DOCUMENT EXTRACT:
DIP Proposal: @manualScoped to prevent automatic field destruction

FeepingCreature feepingcreature at gmail.com
Fri Jul 27 12:00:02 UTC 2018


On Friday, 27 July 2018 at 11:44:10 UTC, aliak wrote:
> A) I'd suggest "@nodestruct" instead, since it sounds like that 
> what it's supposed to do?
Yes-ish, but it's also supposed to fill the hole in the 
typesystem created by T.init, and "you can only assign T.init to 
types marked @nodestruct" sounds kind of magic.

> B) is this basically for the case of invariants being run 
> before destructors where T.init are not valid runtime instances 
> of T?
Yep, that's the reason I'm looking at it.

> C) If it is, then this seems to me that this is something that 
> should just work without a programmer needing to know about how 
> T.init and invariants are implemented, so an implementation 
> that doesn't call invariants before a destructor only if an 
> instance was never constructed at runtime is maybe the way to 
> go? Though I have no idea how possible that is.

ENTRIES SHOWN:
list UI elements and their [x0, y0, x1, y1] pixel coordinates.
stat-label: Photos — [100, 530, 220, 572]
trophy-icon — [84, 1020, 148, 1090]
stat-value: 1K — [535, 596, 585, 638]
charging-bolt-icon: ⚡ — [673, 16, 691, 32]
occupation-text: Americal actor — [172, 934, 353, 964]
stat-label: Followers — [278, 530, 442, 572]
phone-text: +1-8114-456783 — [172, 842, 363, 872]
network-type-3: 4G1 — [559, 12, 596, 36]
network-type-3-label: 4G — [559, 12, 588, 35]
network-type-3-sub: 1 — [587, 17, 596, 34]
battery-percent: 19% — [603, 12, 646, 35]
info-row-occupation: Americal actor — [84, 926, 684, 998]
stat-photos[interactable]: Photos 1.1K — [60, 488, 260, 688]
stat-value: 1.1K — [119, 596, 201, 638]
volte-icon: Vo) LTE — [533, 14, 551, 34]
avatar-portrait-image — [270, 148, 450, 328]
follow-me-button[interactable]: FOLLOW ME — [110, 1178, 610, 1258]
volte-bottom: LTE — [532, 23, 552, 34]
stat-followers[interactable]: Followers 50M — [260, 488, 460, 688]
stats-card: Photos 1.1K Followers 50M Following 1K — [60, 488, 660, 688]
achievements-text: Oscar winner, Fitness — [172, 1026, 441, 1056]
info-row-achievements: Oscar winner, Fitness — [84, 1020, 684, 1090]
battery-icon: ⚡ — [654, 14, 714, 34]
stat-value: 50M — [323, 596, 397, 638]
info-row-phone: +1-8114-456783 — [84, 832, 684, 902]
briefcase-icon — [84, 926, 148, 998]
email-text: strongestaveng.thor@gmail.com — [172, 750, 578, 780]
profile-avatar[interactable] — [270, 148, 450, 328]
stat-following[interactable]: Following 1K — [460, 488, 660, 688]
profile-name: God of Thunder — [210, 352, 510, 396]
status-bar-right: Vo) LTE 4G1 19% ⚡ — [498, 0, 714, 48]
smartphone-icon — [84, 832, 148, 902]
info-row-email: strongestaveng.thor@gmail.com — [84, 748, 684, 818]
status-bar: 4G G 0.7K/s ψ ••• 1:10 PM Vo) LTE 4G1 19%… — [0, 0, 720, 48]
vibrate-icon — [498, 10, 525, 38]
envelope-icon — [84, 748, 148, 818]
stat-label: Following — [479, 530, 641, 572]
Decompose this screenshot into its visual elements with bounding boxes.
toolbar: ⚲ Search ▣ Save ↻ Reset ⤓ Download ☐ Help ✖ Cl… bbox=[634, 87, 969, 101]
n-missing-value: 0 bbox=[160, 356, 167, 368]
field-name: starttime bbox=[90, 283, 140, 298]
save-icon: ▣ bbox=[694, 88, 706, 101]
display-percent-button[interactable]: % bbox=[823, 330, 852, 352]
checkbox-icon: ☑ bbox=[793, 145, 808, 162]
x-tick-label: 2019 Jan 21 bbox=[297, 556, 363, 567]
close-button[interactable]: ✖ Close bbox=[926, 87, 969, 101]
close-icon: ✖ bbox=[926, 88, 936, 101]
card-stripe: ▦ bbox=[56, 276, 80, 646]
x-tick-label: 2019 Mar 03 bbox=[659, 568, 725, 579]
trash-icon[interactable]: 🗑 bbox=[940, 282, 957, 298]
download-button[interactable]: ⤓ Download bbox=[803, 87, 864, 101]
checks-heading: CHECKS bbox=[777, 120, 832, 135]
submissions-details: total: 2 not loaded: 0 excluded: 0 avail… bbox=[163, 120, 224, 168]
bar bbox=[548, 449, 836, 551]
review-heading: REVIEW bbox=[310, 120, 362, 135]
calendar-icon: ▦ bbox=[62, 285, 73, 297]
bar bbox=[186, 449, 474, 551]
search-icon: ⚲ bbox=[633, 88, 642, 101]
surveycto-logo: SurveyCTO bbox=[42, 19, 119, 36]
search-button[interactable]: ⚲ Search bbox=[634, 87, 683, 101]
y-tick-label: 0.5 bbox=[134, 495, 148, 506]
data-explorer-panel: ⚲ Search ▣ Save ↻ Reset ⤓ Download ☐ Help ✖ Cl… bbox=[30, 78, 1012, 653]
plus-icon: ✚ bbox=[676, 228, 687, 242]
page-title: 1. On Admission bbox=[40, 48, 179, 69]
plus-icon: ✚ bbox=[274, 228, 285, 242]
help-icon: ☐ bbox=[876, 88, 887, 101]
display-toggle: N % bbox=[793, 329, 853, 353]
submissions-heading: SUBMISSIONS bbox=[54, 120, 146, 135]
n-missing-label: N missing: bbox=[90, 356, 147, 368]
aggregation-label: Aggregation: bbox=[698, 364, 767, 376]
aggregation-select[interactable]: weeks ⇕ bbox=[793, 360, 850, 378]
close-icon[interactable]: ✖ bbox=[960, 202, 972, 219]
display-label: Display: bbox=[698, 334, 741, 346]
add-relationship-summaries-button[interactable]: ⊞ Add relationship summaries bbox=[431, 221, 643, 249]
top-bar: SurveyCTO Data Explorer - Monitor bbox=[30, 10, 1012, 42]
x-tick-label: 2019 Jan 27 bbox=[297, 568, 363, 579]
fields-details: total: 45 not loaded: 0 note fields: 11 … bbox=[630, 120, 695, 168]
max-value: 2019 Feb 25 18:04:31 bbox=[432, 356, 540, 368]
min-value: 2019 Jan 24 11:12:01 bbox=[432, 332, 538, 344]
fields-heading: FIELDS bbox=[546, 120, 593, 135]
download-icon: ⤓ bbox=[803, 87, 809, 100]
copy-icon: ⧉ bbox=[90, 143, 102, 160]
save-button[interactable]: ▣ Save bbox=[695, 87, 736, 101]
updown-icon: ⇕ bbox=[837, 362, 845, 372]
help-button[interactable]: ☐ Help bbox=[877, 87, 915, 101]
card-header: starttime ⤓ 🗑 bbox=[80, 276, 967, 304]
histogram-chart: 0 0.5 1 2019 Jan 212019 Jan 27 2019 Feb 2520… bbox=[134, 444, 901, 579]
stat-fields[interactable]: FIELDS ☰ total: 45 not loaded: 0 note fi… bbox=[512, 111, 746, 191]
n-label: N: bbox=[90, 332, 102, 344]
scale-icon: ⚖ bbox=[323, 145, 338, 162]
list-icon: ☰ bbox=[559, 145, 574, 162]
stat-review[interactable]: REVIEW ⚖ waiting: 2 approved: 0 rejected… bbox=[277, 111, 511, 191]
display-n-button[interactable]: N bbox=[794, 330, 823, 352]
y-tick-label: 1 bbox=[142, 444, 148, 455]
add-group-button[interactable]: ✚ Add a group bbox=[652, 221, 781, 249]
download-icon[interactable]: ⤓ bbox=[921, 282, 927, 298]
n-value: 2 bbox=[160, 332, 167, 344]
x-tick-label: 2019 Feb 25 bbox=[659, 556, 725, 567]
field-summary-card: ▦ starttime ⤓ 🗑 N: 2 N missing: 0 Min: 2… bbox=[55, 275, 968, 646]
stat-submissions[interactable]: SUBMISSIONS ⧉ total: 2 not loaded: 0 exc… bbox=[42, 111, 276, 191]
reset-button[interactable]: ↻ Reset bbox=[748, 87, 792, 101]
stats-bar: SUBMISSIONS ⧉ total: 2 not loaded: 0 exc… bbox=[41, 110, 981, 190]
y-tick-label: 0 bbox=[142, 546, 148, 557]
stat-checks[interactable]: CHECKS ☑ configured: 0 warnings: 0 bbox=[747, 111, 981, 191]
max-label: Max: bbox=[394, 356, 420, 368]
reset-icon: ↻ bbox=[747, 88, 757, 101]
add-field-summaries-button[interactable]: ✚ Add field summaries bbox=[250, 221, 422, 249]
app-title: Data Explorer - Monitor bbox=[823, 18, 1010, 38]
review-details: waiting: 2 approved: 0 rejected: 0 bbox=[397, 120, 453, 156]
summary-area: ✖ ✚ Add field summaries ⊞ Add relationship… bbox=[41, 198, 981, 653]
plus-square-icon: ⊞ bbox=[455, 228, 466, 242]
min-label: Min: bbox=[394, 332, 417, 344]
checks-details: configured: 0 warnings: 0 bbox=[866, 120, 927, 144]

PROBLEM 1:
Restate the @manualScoped post word for word, everything from "Yes-ish, but it's" down to "looking at it.".
PROBLEM 2:
Does the @manualScoped post agree with each statement? Answer yes or no and quote the words that decide it.
(a) FeepingCreature says the proposal is also meant to fill a hole in the type system created by T.init.
(b) FeepingCreature confirms that invariants being run before destructors is why the proposal is being considered.
(c) aliak states that the suggested implementation is known to be possible.
The listing is not needed for anything here.

EXERCISE SOLUTION 1:
Yes-ish, but it's also supposed to fill the hole in the 
typesystem created by T.init, and "you can only assign T.init to 
types marked @nodestruct" sounds kind of magic.

> B) is this basically for the case of invariants being run 
> before destructors where T.init are not valid runtime instances 
> of T?
Yep, that's the reason I'm looking at it.

EXERCISE SOLUTION 2:
(a) Yes: "it's also supposed to fill the hole in the typesystem created by T.init"
(b) Yes: "Yep, that's the reason I'm looking at it."
(c) No: "Though I have no idea how possible that is."